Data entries
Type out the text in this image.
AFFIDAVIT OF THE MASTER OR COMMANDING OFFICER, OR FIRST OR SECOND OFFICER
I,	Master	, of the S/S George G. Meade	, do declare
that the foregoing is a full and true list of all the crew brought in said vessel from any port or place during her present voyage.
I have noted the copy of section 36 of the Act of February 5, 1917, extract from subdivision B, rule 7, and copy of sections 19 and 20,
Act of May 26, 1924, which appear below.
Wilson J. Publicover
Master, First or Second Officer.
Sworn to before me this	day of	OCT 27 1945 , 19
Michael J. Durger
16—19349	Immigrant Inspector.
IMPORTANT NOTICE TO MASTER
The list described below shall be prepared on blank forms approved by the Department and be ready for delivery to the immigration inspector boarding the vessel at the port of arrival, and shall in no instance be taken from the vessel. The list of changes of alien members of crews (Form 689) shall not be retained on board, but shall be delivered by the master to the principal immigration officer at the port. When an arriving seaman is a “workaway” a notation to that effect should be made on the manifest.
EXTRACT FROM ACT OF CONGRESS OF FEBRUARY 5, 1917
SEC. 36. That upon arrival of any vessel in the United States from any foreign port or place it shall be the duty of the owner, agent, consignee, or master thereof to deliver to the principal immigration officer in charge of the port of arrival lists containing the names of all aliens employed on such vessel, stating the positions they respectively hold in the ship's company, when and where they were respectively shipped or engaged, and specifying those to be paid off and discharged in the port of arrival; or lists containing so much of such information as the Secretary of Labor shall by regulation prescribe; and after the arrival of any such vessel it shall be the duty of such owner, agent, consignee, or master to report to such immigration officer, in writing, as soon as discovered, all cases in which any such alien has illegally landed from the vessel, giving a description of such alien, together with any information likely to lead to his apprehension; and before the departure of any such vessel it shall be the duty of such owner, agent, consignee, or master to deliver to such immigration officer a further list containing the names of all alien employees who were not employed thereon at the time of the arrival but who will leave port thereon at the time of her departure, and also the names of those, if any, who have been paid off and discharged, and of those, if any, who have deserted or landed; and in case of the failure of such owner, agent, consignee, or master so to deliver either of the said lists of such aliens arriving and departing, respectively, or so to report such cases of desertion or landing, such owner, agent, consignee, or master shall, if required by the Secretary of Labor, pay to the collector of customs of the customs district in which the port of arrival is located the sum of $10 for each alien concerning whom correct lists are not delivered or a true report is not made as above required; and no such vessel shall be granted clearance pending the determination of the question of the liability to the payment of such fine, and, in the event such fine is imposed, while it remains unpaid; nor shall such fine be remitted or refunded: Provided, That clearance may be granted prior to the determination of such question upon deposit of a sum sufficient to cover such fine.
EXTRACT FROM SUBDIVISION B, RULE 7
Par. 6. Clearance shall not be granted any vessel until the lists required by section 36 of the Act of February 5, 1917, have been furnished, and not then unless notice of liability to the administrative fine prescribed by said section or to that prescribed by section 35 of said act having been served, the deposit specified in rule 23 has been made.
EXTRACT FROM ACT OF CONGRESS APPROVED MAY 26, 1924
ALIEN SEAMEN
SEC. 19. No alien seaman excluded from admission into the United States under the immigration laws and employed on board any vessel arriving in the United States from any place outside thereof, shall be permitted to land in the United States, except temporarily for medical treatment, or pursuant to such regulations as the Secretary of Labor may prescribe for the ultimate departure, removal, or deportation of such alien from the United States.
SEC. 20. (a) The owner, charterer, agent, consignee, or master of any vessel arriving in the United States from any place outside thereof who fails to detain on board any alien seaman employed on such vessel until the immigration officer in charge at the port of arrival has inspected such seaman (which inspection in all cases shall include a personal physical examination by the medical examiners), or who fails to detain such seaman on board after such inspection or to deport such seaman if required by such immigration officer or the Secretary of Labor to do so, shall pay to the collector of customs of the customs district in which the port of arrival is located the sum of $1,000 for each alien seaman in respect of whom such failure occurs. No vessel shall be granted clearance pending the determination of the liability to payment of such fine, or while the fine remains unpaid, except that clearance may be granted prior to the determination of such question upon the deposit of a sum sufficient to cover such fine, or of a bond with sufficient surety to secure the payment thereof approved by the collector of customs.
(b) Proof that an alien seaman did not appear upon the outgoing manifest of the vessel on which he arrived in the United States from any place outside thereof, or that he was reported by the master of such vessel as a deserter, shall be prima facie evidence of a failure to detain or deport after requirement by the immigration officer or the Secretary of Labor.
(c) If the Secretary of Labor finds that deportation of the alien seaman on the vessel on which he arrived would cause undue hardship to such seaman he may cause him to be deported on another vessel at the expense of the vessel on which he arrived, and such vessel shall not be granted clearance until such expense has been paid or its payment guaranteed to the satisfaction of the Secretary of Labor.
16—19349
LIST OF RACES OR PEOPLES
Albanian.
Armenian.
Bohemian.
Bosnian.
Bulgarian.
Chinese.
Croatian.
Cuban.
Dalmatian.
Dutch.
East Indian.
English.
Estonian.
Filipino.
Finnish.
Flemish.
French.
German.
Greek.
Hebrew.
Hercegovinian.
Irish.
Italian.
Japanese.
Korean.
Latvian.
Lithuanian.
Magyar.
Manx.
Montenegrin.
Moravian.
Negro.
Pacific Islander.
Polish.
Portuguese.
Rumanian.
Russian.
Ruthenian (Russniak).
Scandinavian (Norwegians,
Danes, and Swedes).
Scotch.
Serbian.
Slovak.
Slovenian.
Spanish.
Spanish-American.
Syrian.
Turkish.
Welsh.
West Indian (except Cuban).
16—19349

WHAT THE TASK REQUIRES — Print every line of the records exactly. Omit nothing.

FULL RESPONSE —
Type out the text in this image.
AFFIDAVIT OF THE MASTER OR COMMANDING OFFICER, OR FIRST OR SECOND OFFICER
I,	Master	, of the S/S George G. Meade	, do declare
that the foregoing is a full and true list of all the crew brought in said vessel from any port or place during her present voyage.
I have noted the copy of section 36 of the Act of February 5, 1917, extract from subdivision B, rule 7, and copy of sections 19 and 20,
Act of May 26, 1924, which appear below.
Wilson J. Publicover
Master, First or Second Officer.
Sworn to before me this	day of	OCT 27 1945 , 19
Michael J. Durger
16—19349	Immigrant Inspector.
IMPORTANT NOTICE TO MASTER
The list described below shall be prepared on blank forms approved by the Department and be ready for delivery to the immigration inspector boarding the vessel at the port of arrival, and shall in no instance be taken from the vessel. The list of changes of alien members of crews (Form 689) shall not be retained on board, but shall be delivered by the master to the principal immigration officer at the port. When an arriving seaman is a “workaway” a notation to that effect should be made on the manifest.
EXTRACT FROM ACT OF CONGRESS OF FEBRUARY 5, 1917
SEC. 36. That upon arrival of any vessel in the United States from any foreign port or place it shall be the duty of the owner, agent, consignee, or master thereof to deliver to the principal immigration officer in charge of the port of arrival lists containing the names of all aliens employed on such vessel, stating the positions they respectively hold in the ship's company, when and where they were respectively shipped or engaged, and specifying those to be paid off and discharged in the port of arrival; or lists containing so much of such information as the Secretary of Labor shall by regulation prescribe; and after the arrival of any such vessel it shall be the duty of such owner, agent, consignee, or master to report to such immigration officer, in writing, as soon as discovered, all cases in which any such alien has illegally landed from the vessel, giving a description of such alien, together with any information likely to lead to his apprehension; and before the departure of any such vessel it shall be the duty of such owner, agent, consignee, or master to deliver to such immigration officer a further list containing the names of all alien employees who were not employed thereon at the time of the arrival but who will leave port thereon at the time of her departure, and also the names of those, if any, who have been paid off and discharged, and of those, if any, who have deserted or landed; and in case of the failure of such owner, agent, consignee, or master so to deliver either of the said lists of such aliens arriving and departing, respectively, or so to report such cases of desertion or landing, such owner, agent, consignee, or master shall, if required by the Secretary of Labor, pay to the collector of customs of the customs district in which the port of arrival is located the sum of $10 for each alien concerning whom correct lists are not delivered or a true report is not made as above required; and no such vessel shall be granted clearance pending the determination of the question of the liability to the payment of such fine, and, in the event such fine is imposed, while it remains unpaid; nor shall such fine be remitted or refunded: Provided, That clearance may be granted prior to the determination of such question upon deposit of a sum sufficient to cover such fine.
EXTRACT FROM SUBDIVISION B, RULE 7
Par. 6. Clearance shall not be granted any vessel until the lists required by section 36 of the Act of February 5, 1917, have been furnished, and not then unless notice of liability to the administrative fine prescribed by said section or to that prescribed by section 35 of said act having been served, the deposit specified in rule 23 has been made.
EXTRACT FROM ACT OF CONGRESS APPROVED MAY 26, 1924
ALIEN SEAMEN
SEC. 19. No alien seaman excluded from admission into the United States under the immigration laws and employed on board any vessel arriving in the United States from any place outside thereof, shall be permitted to land in the United States, except temporarily for medical treatment, or pursuant to such regulations as the Secretary of Labor may prescribe for the ultimate departure, removal, or deportation of such alien from the United States.
SEC. 20. (a) The owner, charterer, agent, consignee, or master of any vessel arriving in the United States from any place outside thereof who fails to detain on board any alien seaman employed on such vessel until the immigration officer in charge at the port of arrival has inspected such seaman (which inspection in all cases shall include a personal physical examination by the medical examiners), or who fails to detain such seaman on board after such inspection or to deport such seaman if required by such immigration officer or the Secretary of Labor to do so, shall pay to the collector of customs of the customs district in which the port of arrival is located the sum of $1,000 for each alien seaman in respect of whom such failure occurs. No vessel shall be granted clearance pending the determination of the liability to payment of such fine, or while the fine remains unpaid, except that clearance may be granted prior to the determination of such question upon the deposit of a sum sufficient to cover such fine, or of a bond with sufficient surety to secure the payment thereof approved by the collector of customs.
(b) Proof that an alien seaman did not appear upon the outgoing manifest of the vessel on which he arrived in the United States from any place outside thereof, or that he was reported by the master of such vessel as a deserter, shall be prima facie evidence of a failure to detain or deport after requirement by the immigration officer or the Secretary of Labor.
(c) If the Secretary of Labor finds that deportation of the alien seaman on the vessel on which he arrived would cause undue hardship to such seaman he may cause him to be deported on another vessel at the expense of the vessel on which he arrived, and such vessel shall not be granted clearance until such expense has been paid or its payment guaranteed to the satisfaction of the Secretary of Labor.
16—19349
LIST OF RACES OR PEOPLES
Albanian.
Armenian.
Bohemian.
Bosnian.
Bulgarian.
Chinese.
Croatian.
Cuban.
Dalmatian.
Dutch.
East Indian.
English.
Estonian.
Filipino.
Finnish.
Flemish.
French.
German.
Greek.
Hebrew.
Hercegovinian.
Irish.
Italian.
Japanese.
Korean.
Latvian.
Lithuanian.
Magyar.
Manx.
Montenegrin.
Moravian.
Negro.
Pacific Islander.
Polish.
Portuguese.
Rumanian.
Russian.
Ruthenian (Russniak).
Scandinavian (Norwegians,
Danes, and Swedes).
Scotch.
Serbian.
Slovak.
Slovenian.
Spanish.
Spanish-American.
Syrian.
Turkish.
Welsh.
West Indian (except Cuban).
16—19349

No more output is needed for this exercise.